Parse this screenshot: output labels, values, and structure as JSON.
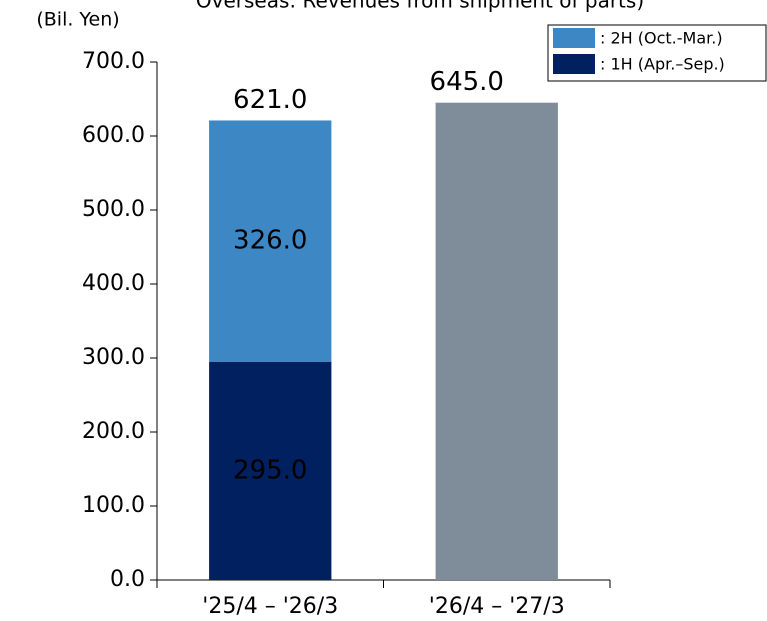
{
  "chart_data": {
    "type": "stacked_bar",
    "title": "Overseas: Revenues from shipment of parts)",
    "y_label": "(Bil. Yen)",
    "categories": [
      "'25/4 – '26/3",
      "'26/4 – '27/3"
    ],
    "series": [
      {
        "name": ": 1H (Apr.–Sep.)",
        "color": "#002060",
        "values": [
          295,
          null
        ],
        "value_labels": [
          "295.0",
          null
        ],
        "label_color": "#ffffff"
      },
      {
        "name": ": 2H (Oct.-Mar.)",
        "color": "#3c87c4",
        "values": [
          326,
          null
        ],
        "value_labels": [
          "326.0",
          null
        ],
        "label_color": "#ffffff"
      },
      {
        "color": "#7f8c99",
        "values": [
          null,
          645
        ],
        "value_labels": [
          null,
          "645.0"
        ],
        "label_color": "#000000"
      }
    ],
    "totals": [
      621,
      null
    ],
    "total_labels": [
      "621.0",
      null
    ],
    "ylim": [
      0,
      700
    ],
    "yticks": [
      {
        "value": 0,
        "label": "0.0"
      },
      {
        "value": 100,
        "label": "100.0"
      },
      {
        "value": 200,
        "label": "200.0"
      },
      {
        "value": 300,
        "label": "300.0"
      },
      {
        "value": 400,
        "label": "400.0"
      },
      {
        "value": 500,
        "label": "500.0"
      },
      {
        "value": 600,
        "label": "600.0"
      },
      {
        "value": 700,
        "label": "700.0"
      }
    ],
    "legend": "top-right",
    "grid": false
  }
}
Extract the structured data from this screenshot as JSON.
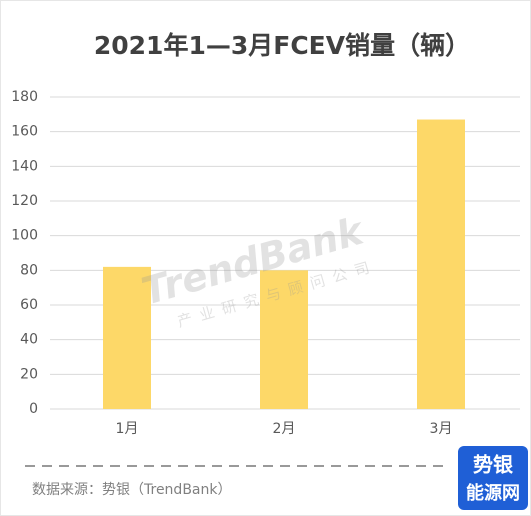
{
  "chart_data": {
    "type": "bar",
    "title": "2021年1—3月FCEV销量（辆）",
    "categories": [
      "1月",
      "2月",
      "3月"
    ],
    "values": [
      82,
      80,
      167
    ],
    "color": "#fdd868",
    "ylim": [
      0,
      180
    ],
    "yticks": [
      0,
      20,
      40,
      60,
      80,
      100,
      120,
      140,
      160,
      180
    ],
    "grid": true,
    "source": "数据来源：势银（TrendBank）",
    "watermark": "TrendBank",
    "watermark_subtitle": "产业研究与顾问公司",
    "logo_top": "势银",
    "logo_bottom": "能源网"
  }
}
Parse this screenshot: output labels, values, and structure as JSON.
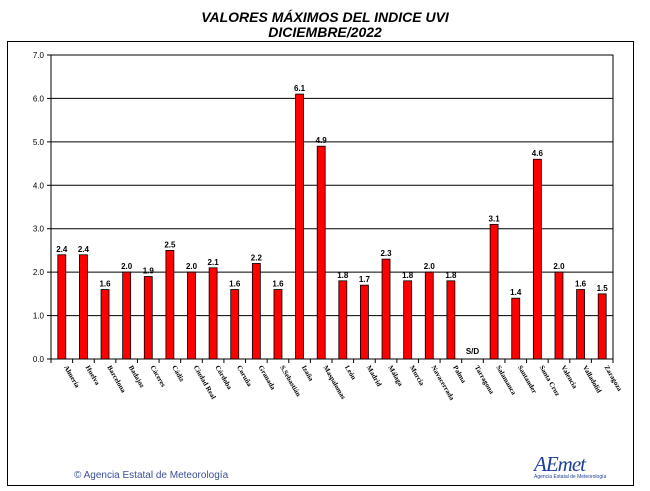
{
  "header": {
    "title_line1": "VALORES MÁXIMOS DEL INDICE UVI",
    "title_line2": "DICIEMBRE/2022"
  },
  "footer": {
    "copyright": "© Agencia Estatal de Meteorología",
    "logo_text": "AEmet",
    "logo_subtext": "Agencia Estatal de Meteorología"
  },
  "colors": {
    "bar": "#ff0000",
    "bar_border": "#000000",
    "logo_blue": "#1d3f97",
    "copyright_blue": "#3a4f9a"
  },
  "chart_data": {
    "type": "bar",
    "title": "VALORES MÁXIMOS DEL INDICE UVI DICIEMBRE/2022",
    "xlabel": "",
    "ylabel": "",
    "ylim": [
      0,
      7
    ],
    "yticks": [
      "0.0",
      "1.0",
      "2.0",
      "3.0",
      "4.0",
      "5.0",
      "6.0",
      "7.0"
    ],
    "grid": true,
    "categories": [
      "Almería",
      "Huelva",
      "Barcelona",
      "Badajoz",
      "Cáceres",
      "Cádiz",
      "Ciudad Real",
      "Córdoba",
      "Coruña",
      "Granada",
      "S.Sebastián",
      "Izaña",
      "Maspalomas",
      "León",
      "Madrid",
      "Málaga",
      "Murcia",
      "Navacerrada",
      "Palma",
      "Tarragona",
      "Salamanca",
      "Santander",
      "Santa Cruz",
      "Valencia",
      "Valladolid",
      "Zaragoza"
    ],
    "values": [
      2.4,
      2.4,
      1.6,
      2.0,
      1.9,
      2.5,
      2.0,
      2.1,
      1.6,
      2.2,
      1.6,
      6.1,
      4.9,
      1.8,
      1.7,
      2.3,
      1.8,
      2.0,
      1.8,
      null,
      3.1,
      1.4,
      4.6,
      2.0,
      1.6,
      1.5
    ],
    "value_labels": [
      "2.4",
      "2.4",
      "1.6",
      "2.0",
      "1.9",
      "2.5",
      "2.0",
      "2.1",
      "1.6",
      "2.2",
      "1.6",
      "6.1",
      "4.9",
      "1.8",
      "1.7",
      "2.3",
      "1.8",
      "2.0",
      "1.8",
      "S/D",
      "3.1",
      "1.4",
      "4.6",
      "2.0",
      "1.6",
      "1.5"
    ]
  }
}
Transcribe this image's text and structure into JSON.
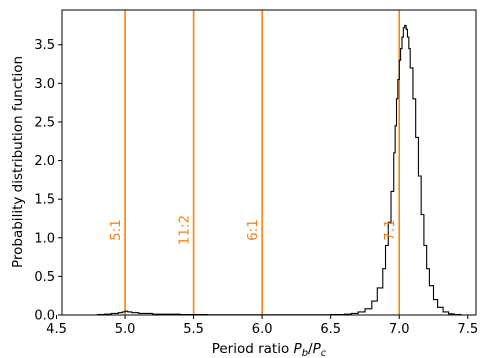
{
  "chart_data": {
    "type": "line",
    "drawstyle": "steps",
    "title": "",
    "xlabel": "Period ratio P_b/P_c",
    "xlabel_parts": [
      "Period ratio ",
      "P",
      "b",
      "/",
      "P",
      "c"
    ],
    "ylabel": "Probability distribution function",
    "xlim": [
      4.54,
      7.56
    ],
    "ylim": [
      0.0,
      3.95
    ],
    "xticks": [
      4.5,
      5.0,
      5.5,
      6.0,
      6.5,
      7.0,
      7.5
    ],
    "xtick_labels": [
      "4.5",
      "5.0",
      "5.5",
      "6.0",
      "6.5",
      "7.0",
      "7.5"
    ],
    "yticks": [
      0.0,
      0.5,
      1.0,
      1.5,
      2.0,
      2.5,
      3.0,
      3.5
    ],
    "ytick_labels": [
      "0.0",
      "0.5",
      "1.0",
      "1.5",
      "2.0",
      "2.5",
      "3.0",
      "3.5"
    ],
    "grid": false,
    "colors": {
      "series": "#000000",
      "resonance": "#ff7f0e"
    },
    "series": [
      {
        "x": [
          4.6,
          4.7,
          4.8,
          4.85,
          4.9,
          4.95,
          4.98,
          5.0,
          5.02,
          5.05,
          5.1,
          5.2,
          5.4,
          5.6,
          5.8,
          6.0,
          6.2,
          6.4,
          6.5,
          6.6,
          6.65,
          6.7,
          6.75,
          6.8,
          6.84,
          6.88,
          6.9,
          6.92,
          6.94,
          6.96,
          6.97,
          6.98,
          6.99,
          7.0,
          7.01,
          7.02,
          7.03,
          7.04,
          7.05,
          7.06,
          7.07,
          7.08,
          7.1,
          7.12,
          7.14,
          7.16,
          7.18,
          7.2,
          7.22,
          7.25,
          7.28,
          7.32,
          7.36,
          7.4,
          7.45
        ],
        "y": [
          0.0,
          0.0,
          0.005,
          0.01,
          0.02,
          0.03,
          0.04,
          0.05,
          0.04,
          0.03,
          0.02,
          0.01,
          0.005,
          0.003,
          0.002,
          0.002,
          0.002,
          0.003,
          0.005,
          0.01,
          0.02,
          0.04,
          0.08,
          0.18,
          0.35,
          0.6,
          0.9,
          1.2,
          1.6,
          2.1,
          2.45,
          2.8,
          3.05,
          3.3,
          3.45,
          3.6,
          3.72,
          3.75,
          3.7,
          3.6,
          3.45,
          3.2,
          2.8,
          2.3,
          1.8,
          1.3,
          0.9,
          0.6,
          0.38,
          0.2,
          0.1,
          0.04,
          0.015,
          0.005,
          0.0
        ]
      }
    ],
    "resonances": [
      {
        "x": 5.0,
        "label": "5:1"
      },
      {
        "x": 5.5,
        "label": "11:2"
      },
      {
        "x": 6.0,
        "label": "6:1"
      },
      {
        "x": 7.0,
        "label": "7:1"
      }
    ]
  }
}
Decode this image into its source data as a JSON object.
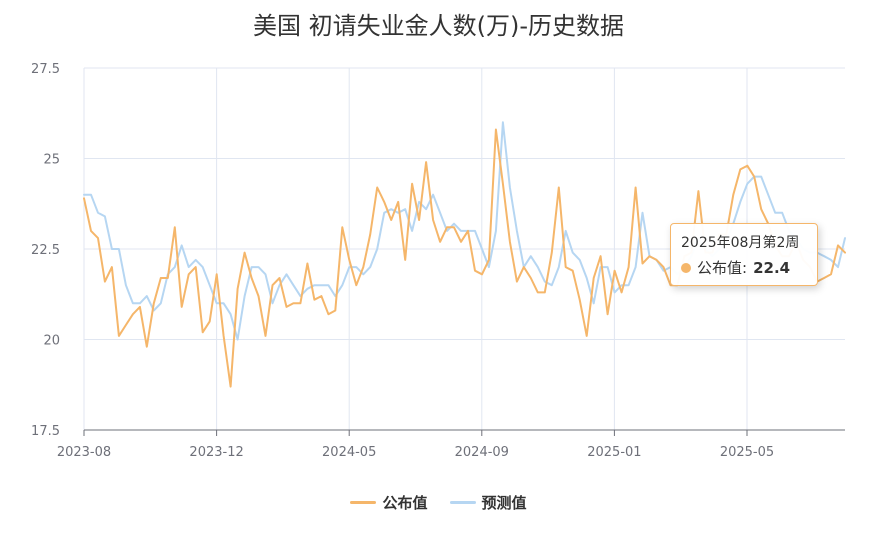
{
  "chart_data": {
    "type": "line",
    "title": "美国 初请失业金人数(万)-历史数据",
    "ylim": [
      17.5,
      27.5
    ],
    "y_ticks": [
      "27.5",
      "25",
      "22.5",
      "20",
      "17.5"
    ],
    "x_ticks": [
      "2023-08",
      "2023-12",
      "2024-05",
      "2024-09",
      "2025-01",
      "2025-05"
    ],
    "grid": true,
    "legend_position": "bottom",
    "series": [
      {
        "name": "公布值",
        "color": "#f5b66a",
        "values": [
          23.9,
          23.0,
          22.8,
          21.6,
          22.0,
          20.1,
          20.4,
          20.7,
          20.9,
          19.8,
          21.0,
          21.7,
          21.7,
          23.1,
          20.9,
          21.8,
          22.0,
          20.2,
          20.5,
          21.8,
          20.1,
          18.7,
          21.4,
          22.4,
          21.7,
          21.2,
          20.1,
          21.5,
          21.7,
          20.9,
          21.0,
          21.0,
          22.1,
          21.1,
          21.2,
          20.7,
          20.8,
          23.1,
          22.2,
          21.5,
          22.0,
          22.9,
          24.2,
          23.8,
          23.3,
          23.8,
          22.2,
          24.3,
          23.3,
          24.9,
          23.3,
          22.7,
          23.1,
          23.1,
          22.7,
          23.0,
          21.9,
          21.8,
          22.2,
          25.8,
          24.3,
          22.7,
          21.6,
          22.0,
          21.7,
          21.3,
          21.3,
          22.4,
          24.2,
          22.0,
          21.9,
          21.1,
          20.1,
          21.7,
          22.3,
          20.7,
          21.9,
          21.3,
          22.0,
          24.2,
          22.1,
          22.3,
          22.2,
          22.0,
          21.5,
          21.5,
          22.3,
          22.4,
          24.1,
          22.4,
          22.4,
          22.9,
          22.9,
          24.0,
          24.7,
          24.8,
          24.5,
          23.6,
          23.2,
          22.6,
          22.3,
          22.3,
          22.7,
          22.2,
          22.0,
          21.6,
          21.7,
          21.8,
          22.6,
          22.4
        ],
        "last_label": "22.4"
      },
      {
        "name": "预测值",
        "color": "#b6d6f2",
        "values": [
          24.0,
          24.0,
          23.5,
          23.4,
          22.5,
          22.5,
          21.5,
          21.0,
          21.0,
          21.2,
          20.8,
          21.0,
          21.8,
          22.0,
          22.6,
          22.0,
          22.2,
          22.0,
          21.5,
          21.0,
          21.0,
          20.7,
          20.0,
          21.2,
          22.0,
          22.0,
          21.8,
          21.0,
          21.5,
          21.8,
          21.5,
          21.2,
          21.4,
          21.5,
          21.5,
          21.5,
          21.2,
          21.5,
          22.0,
          22.0,
          21.8,
          22.0,
          22.5,
          23.5,
          23.6,
          23.5,
          23.6,
          23.0,
          23.8,
          23.6,
          24.0,
          23.5,
          23.0,
          23.2,
          23.0,
          23.0,
          23.0,
          22.5,
          22.0,
          23.0,
          26.0,
          24.2,
          23.0,
          22.0,
          22.3,
          22.0,
          21.6,
          21.5,
          22.0,
          23.0,
          22.4,
          22.2,
          21.7,
          21.0,
          22.0,
          22.0,
          21.3,
          21.5,
          21.5,
          22.0,
          23.5,
          22.3,
          22.2,
          21.9,
          22.0,
          21.8,
          22.0,
          22.3,
          22.8,
          22.5,
          22.3,
          22.5,
          22.7,
          23.2,
          23.8,
          24.3,
          24.5,
          24.5,
          24.0,
          23.5,
          23.5,
          23.0,
          22.8,
          22.5,
          22.4,
          22.4,
          22.3,
          22.2,
          22.0,
          22.8
        ]
      }
    ]
  },
  "tooltip": {
    "title": "2025年08月第2周",
    "series_name": "公布值",
    "separator": ":",
    "value": "22.4",
    "dot_color": "#f5b66a"
  },
  "legend": [
    {
      "name": "公布值",
      "color": "#f5b66a"
    },
    {
      "name": "预测值",
      "color": "#b6d6f2"
    }
  ]
}
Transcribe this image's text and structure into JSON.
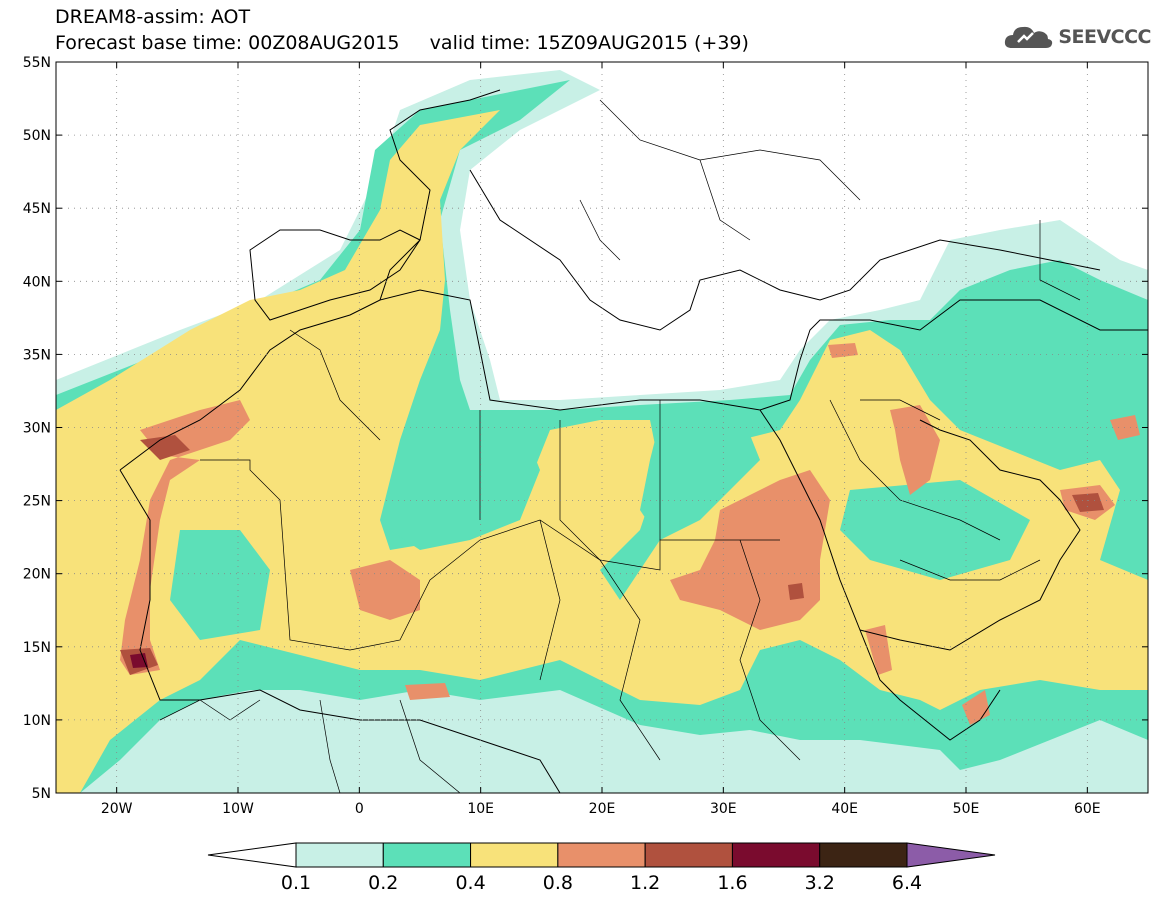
{
  "header": {
    "line1": "DREAM8-assim: AOT",
    "line2": "Forecast base time: 00Z08AUG2015     valid time: 15Z09AUG2015 (+39)",
    "logo_text": "SEEVCCC",
    "logo_icon": "cloud-icon"
  },
  "map": {
    "lon_range": [
      -25,
      65
    ],
    "lat_range": [
      5,
      55
    ],
    "lat_labels": [
      {
        "value": 55,
        "text": "55N"
      },
      {
        "value": 50,
        "text": "50N"
      },
      {
        "value": 45,
        "text": "45N"
      },
      {
        "value": 40,
        "text": "40N"
      },
      {
        "value": 35,
        "text": "35N"
      },
      {
        "value": 30,
        "text": "30N"
      },
      {
        "value": 25,
        "text": "25N"
      },
      {
        "value": 20,
        "text": "20N"
      },
      {
        "value": 15,
        "text": "15N"
      },
      {
        "value": 10,
        "text": "10N"
      },
      {
        "value": 5,
        "text": "5N"
      }
    ],
    "lon_labels": [
      {
        "value": -20,
        "text": "20W"
      },
      {
        "value": -10,
        "text": "10W"
      },
      {
        "value": 0,
        "text": "0"
      },
      {
        "value": 10,
        "text": "10E"
      },
      {
        "value": 20,
        "text": "20E"
      },
      {
        "value": 30,
        "text": "30E"
      },
      {
        "value": 40,
        "text": "40E"
      },
      {
        "value": 50,
        "text": "50E"
      },
      {
        "value": 60,
        "text": "60E"
      }
    ]
  },
  "colorbar": {
    "levels": [
      "0.1",
      "0.2",
      "0.4",
      "0.8",
      "1.2",
      "1.6",
      "3.2",
      "6.4"
    ],
    "colors": [
      "#ffffff",
      "#c8f0e6",
      "#5ce0b8",
      "#f8e27a",
      "#e8906a",
      "#b0513e",
      "#7a0b2e",
      "#3c2414",
      "#8c5ca8"
    ]
  },
  "colors": {
    "very_light": "#c8f0e6",
    "light": "#5ce0b8",
    "yellow": "#f8e27a",
    "orange": "#e8906a",
    "red": "#b0513e",
    "dark_red": "#7a0b2e"
  }
}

————————

Set task:
Show the lines of the records that contain the word "Period".

The result:
    "xlabel": "Period ratio P_b/P_c",
      "Period ratio ",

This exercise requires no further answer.